▶ [Task brief]
Show every line in the entries below where the word "active" appears.

▶ [Records supplied]
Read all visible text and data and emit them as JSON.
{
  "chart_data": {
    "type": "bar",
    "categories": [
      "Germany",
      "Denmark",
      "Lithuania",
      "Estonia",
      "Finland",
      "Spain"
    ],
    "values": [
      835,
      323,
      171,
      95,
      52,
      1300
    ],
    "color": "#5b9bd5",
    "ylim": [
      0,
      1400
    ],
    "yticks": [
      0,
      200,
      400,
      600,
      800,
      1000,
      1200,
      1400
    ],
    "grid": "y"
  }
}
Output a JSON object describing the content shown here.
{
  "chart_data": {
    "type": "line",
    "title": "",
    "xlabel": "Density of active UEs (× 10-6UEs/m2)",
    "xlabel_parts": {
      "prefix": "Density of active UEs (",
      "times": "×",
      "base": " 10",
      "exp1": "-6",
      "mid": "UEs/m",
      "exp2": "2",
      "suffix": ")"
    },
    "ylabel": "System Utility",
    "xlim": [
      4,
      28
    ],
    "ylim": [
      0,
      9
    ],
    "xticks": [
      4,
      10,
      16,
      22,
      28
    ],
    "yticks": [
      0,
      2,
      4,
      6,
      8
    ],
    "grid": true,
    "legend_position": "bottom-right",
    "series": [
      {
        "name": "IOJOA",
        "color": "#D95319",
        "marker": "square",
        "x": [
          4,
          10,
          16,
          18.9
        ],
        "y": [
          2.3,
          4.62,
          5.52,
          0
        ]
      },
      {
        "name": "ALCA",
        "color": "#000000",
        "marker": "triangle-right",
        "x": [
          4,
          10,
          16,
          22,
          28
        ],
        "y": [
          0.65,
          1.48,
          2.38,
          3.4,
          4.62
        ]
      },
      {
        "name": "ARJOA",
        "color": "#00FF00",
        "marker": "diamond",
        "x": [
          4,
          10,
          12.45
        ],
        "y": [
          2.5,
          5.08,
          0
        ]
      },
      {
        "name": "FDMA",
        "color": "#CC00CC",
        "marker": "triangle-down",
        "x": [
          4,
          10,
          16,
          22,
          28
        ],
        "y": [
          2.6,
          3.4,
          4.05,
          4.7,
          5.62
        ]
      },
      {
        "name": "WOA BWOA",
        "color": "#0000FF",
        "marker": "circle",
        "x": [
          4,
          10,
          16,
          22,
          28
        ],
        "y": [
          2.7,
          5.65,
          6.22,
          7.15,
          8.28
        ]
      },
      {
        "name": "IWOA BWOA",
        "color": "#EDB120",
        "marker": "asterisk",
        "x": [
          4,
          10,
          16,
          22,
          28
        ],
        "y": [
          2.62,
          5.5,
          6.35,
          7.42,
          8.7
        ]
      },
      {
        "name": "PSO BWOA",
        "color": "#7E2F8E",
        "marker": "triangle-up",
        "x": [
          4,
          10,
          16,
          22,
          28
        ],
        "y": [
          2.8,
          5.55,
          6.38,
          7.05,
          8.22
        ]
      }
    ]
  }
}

▶ [Worked answer]
    "xlabel": "Density of active UEs (× 10-6UEs/m2)",
      "prefix": "Density of active UEs (",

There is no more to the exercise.